(Stored data)

-- BEGIN --

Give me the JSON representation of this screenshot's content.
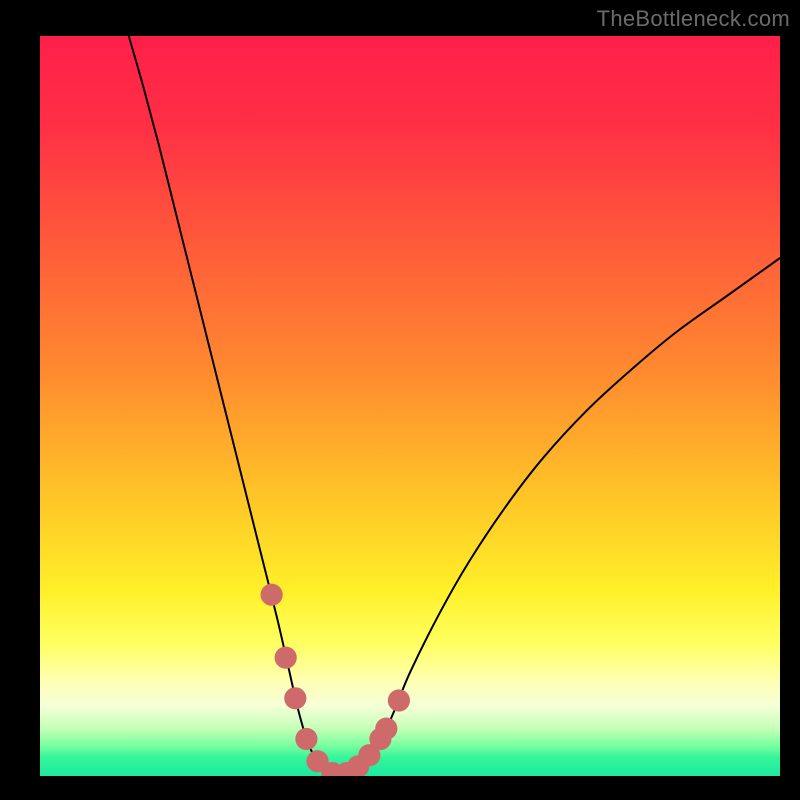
{
  "watermark": "TheBottleneck.com",
  "colors": {
    "curve": "#000000",
    "marker": "#cf6a6a",
    "gradient_stops": [
      {
        "offset": 0.0,
        "color": "#ff1f4a"
      },
      {
        "offset": 0.12,
        "color": "#ff2f45"
      },
      {
        "offset": 0.28,
        "color": "#ff5a3a"
      },
      {
        "offset": 0.46,
        "color": "#ff8c2f"
      },
      {
        "offset": 0.62,
        "color": "#ffc427"
      },
      {
        "offset": 0.75,
        "color": "#fff029"
      },
      {
        "offset": 0.82,
        "color": "#ffff60"
      },
      {
        "offset": 0.87,
        "color": "#ffffb0"
      },
      {
        "offset": 0.905,
        "color": "#f6ffd8"
      },
      {
        "offset": 0.935,
        "color": "#c6ffb8"
      },
      {
        "offset": 0.958,
        "color": "#7cffa0"
      },
      {
        "offset": 0.975,
        "color": "#36f59a"
      },
      {
        "offset": 1.0,
        "color": "#1de9a0"
      }
    ]
  },
  "chart_data": {
    "type": "line",
    "title": "",
    "xlabel": "",
    "ylabel": "",
    "xlim": [
      0,
      100
    ],
    "ylim": [
      0,
      100
    ],
    "series": [
      {
        "name": "bottleneck-curve",
        "x": [
          12,
          14,
          16,
          18,
          20,
          22,
          24,
          26,
          28,
          30,
          32,
          33.5,
          34.8,
          36,
          37.2,
          38.5,
          40,
          41.5,
          43,
          44.5,
          46,
          48,
          50,
          54,
          58,
          63,
          68,
          74,
          80,
          86,
          93,
          100
        ],
        "y": [
          100,
          93,
          85.5,
          77.5,
          69.5,
          61.5,
          53.5,
          45.5,
          37.5,
          29.5,
          21.5,
          15,
          9.3,
          5.1,
          2.4,
          0.9,
          0.2,
          0.2,
          0.9,
          2.3,
          4.6,
          9.1,
          14,
          22,
          29,
          36.5,
          43,
          49.5,
          55,
          60,
          65,
          70
        ]
      }
    ],
    "markers": {
      "name": "highlight-points",
      "x": [
        31.3,
        33.2,
        34.5,
        36.0,
        37.5,
        39.5,
        41.5,
        43.0,
        44.5,
        46.0,
        46.8,
        48.5
      ],
      "y": [
        24.5,
        16.0,
        10.5,
        5.0,
        2.0,
        0.4,
        0.4,
        1.3,
        2.8,
        5.0,
        6.4,
        10.2
      ],
      "radius": 1.5
    }
  }
}
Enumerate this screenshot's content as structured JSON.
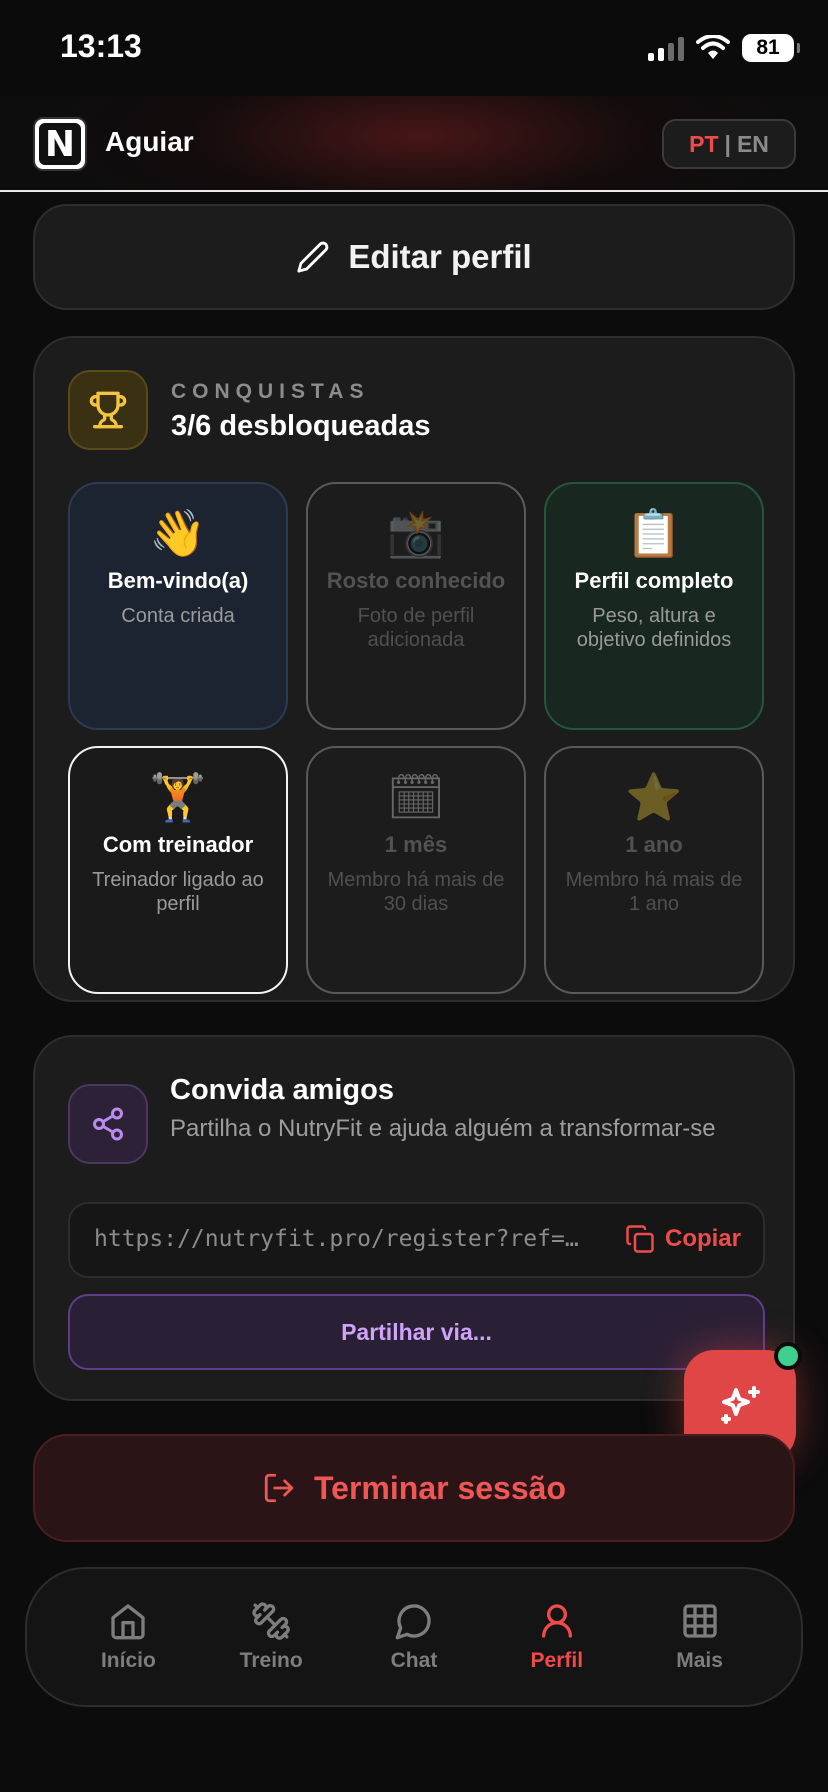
{
  "status_bar": {
    "time": "13:13",
    "battery": "81"
  },
  "header": {
    "app_name": "Aguiar",
    "logo_letter": "N",
    "lang_pt": "PT",
    "lang_separator": "|",
    "lang_en": "EN"
  },
  "edit_profile": {
    "label": "Editar perfil"
  },
  "achievements": {
    "kicker": "CONQUISTAS",
    "count": "3/6 desbloqueadas",
    "items": [
      {
        "emoji": "👋",
        "title": "Bem-vindo(a)",
        "desc": "Conta criada",
        "state": "unlocked"
      },
      {
        "emoji": "📸",
        "title": "Rosto conhecido",
        "desc": "Foto de perfil adicionada",
        "state": "locked"
      },
      {
        "emoji": "📋",
        "title": "Perfil completo",
        "desc": "Peso, altura e objetivo definidos",
        "state": "unlocked"
      },
      {
        "emoji": "🏋",
        "title": "Com treinador",
        "desc": "Treinador ligado ao perfil",
        "state": "unlocked"
      },
      {
        "emoji": "🗓",
        "title": "1 mês",
        "desc": "Membro há mais de 30 dias",
        "state": "locked"
      },
      {
        "emoji": "⭐",
        "title": "1 ano",
        "desc": "Membro há mais de 1 ano",
        "state": "locked"
      }
    ]
  },
  "invite": {
    "title": "Convida amigos",
    "subtitle": "Partilha o NutryFit e ajuda alguém a transformar-se",
    "link": "https://nutryfit.pro/register?ref=aguiar",
    "copy_label": "Copiar",
    "share_label": "Partilhar via..."
  },
  "logout": {
    "label": "Terminar sessão"
  },
  "nav": {
    "items": [
      {
        "label": "Início",
        "icon": "home-icon"
      },
      {
        "label": "Treino",
        "icon": "dumbbell-icon"
      },
      {
        "label": "Chat",
        "icon": "chat-icon"
      },
      {
        "label": "Perfil",
        "icon": "user-icon",
        "active": true
      },
      {
        "label": "Mais",
        "icon": "grid-icon"
      }
    ]
  },
  "colors": {
    "accent": "#ef4b4b",
    "purple": "#cfa3f7",
    "online": "#3fcf8e"
  }
}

-- END --

> **Task instructions**
Make an exact copy of all the material, but keep the pictures out of it.

> **The reply**
Give me the JSON representation of this screenshot's content.
{
  "watermark": "TheBottleneck.com",
  "colors": {
    "curve": "#000000",
    "marker": "#cf6a6a",
    "gradient_stops": [
      {
        "offset": 0.0,
        "color": "#ff1f4a"
      },
      {
        "offset": 0.12,
        "color": "#ff2f45"
      },
      {
        "offset": 0.28,
        "color": "#ff5a3a"
      },
      {
        "offset": 0.46,
        "color": "#ff8c2f"
      },
      {
        "offset": 0.62,
        "color": "#ffc427"
      },
      {
        "offset": 0.75,
        "color": "#fff029"
      },
      {
        "offset": 0.82,
        "color": "#ffff60"
      },
      {
        "offset": 0.87,
        "color": "#ffffb0"
      },
      {
        "offset": 0.905,
        "color": "#f6ffd8"
      },
      {
        "offset": 0.935,
        "color": "#c6ffb8"
      },
      {
        "offset": 0.958,
        "color": "#7cffa0"
      },
      {
        "offset": 0.975,
        "color": "#36f59a"
      },
      {
        "offset": 1.0,
        "color": "#1de9a0"
      }
    ]
  },
  "chart_data": {
    "type": "line",
    "title": "",
    "xlabel": "",
    "ylabel": "",
    "xlim": [
      0,
      100
    ],
    "ylim": [
      0,
      100
    ],
    "series": [
      {
        "name": "bottleneck-curve",
        "x": [
          12,
          14,
          16,
          18,
          20,
          22,
          24,
          26,
          28,
          30,
          32,
          33.5,
          34.8,
          36,
          37.2,
          38.5,
          40,
          41.5,
          43,
          44.5,
          46,
          48,
          50,
          54,
          58,
          63,
          68,
          74,
          80,
          86,
          93,
          100
        ],
        "y": [
          100,
          93,
          85.5,
          77.5,
          69.5,
          61.5,
          53.5,
          45.5,
          37.5,
          29.5,
          21.5,
          15,
          9.3,
          5.1,
          2.4,
          0.9,
          0.2,
          0.2,
          0.9,
          2.3,
          4.6,
          9.1,
          14,
          22,
          29,
          36.5,
          43,
          49.5,
          55,
          60,
          65,
          70
        ]
      }
    ],
    "markers": {
      "name": "highlight-points",
      "x": [
        31.3,
        33.2,
        34.5,
        36.0,
        37.5,
        39.5,
        41.5,
        43.0,
        44.5,
        46.0,
        46.8,
        48.5
      ],
      "y": [
        24.5,
        16.0,
        10.5,
        5.0,
        2.0,
        0.4,
        0.4,
        1.3,
        2.8,
        5.0,
        6.4,
        10.2
      ],
      "radius": 1.5
    }
  }
}
Enumerate this screenshot's content as structured JSON.
{
  "status_bar": {
    "time": "13:13",
    "battery": "81"
  },
  "header": {
    "app_name": "Aguiar",
    "logo_letter": "N",
    "lang_pt": "PT",
    "lang_separator": "|",
    "lang_en": "EN"
  },
  "edit_profile": {
    "label": "Editar perfil"
  },
  "achievements": {
    "kicker": "CONQUISTAS",
    "count": "3/6 desbloqueadas",
    "items": [
      {
        "emoji": "👋",
        "title": "Bem-vindo(a)",
        "desc": "Conta criada",
        "state": "unlocked"
      },
      {
        "emoji": "📸",
        "title": "Rosto conhecido",
        "desc": "Foto de perfil adicionada",
        "state": "locked"
      },
      {
        "emoji": "📋",
        "title": "Perfil completo",
        "desc": "Peso, altura e objetivo definidos",
        "state": "unlocked"
      },
      {
        "emoji": "🏋",
        "title": "Com treinador",
        "desc": "Treinador ligado ao perfil",
        "state": "unlocked"
      },
      {
        "emoji": "🗓",
        "title": "1 mês",
        "desc": "Membro há mais de 30 dias",
        "state": "locked"
      },
      {
        "emoji": "⭐",
        "title": "1 ano",
        "desc": "Membro há mais de 1 ano",
        "state": "locked"
      }
    ]
  },
  "invite": {
    "title": "Convida amigos",
    "subtitle": "Partilha o NutryFit e ajuda alguém a transformar-se",
    "link": "https://nutryfit.pro/register?ref=aguiar",
    "copy_label": "Copiar",
    "share_label": "Partilhar via..."
  },
  "logout": {
    "label": "Terminar sessão"
  },
  "nav": {
    "items": [
      {
        "label": "Início",
        "icon": "home-icon"
      },
      {
        "label": "Treino",
        "icon": "dumbbell-icon"
      },
      {
        "label": "Chat",
        "icon": "chat-icon"
      },
      {
        "label": "Perfil",
        "icon": "user-icon",
        "active": true
      },
      {
        "label": "Mais",
        "icon": "grid-icon"
      }
    ]
  },
  "colors": {
    "accent": "#ef4b4b",
    "purple": "#cfa3f7",
    "online": "#3fcf8e"
  }
}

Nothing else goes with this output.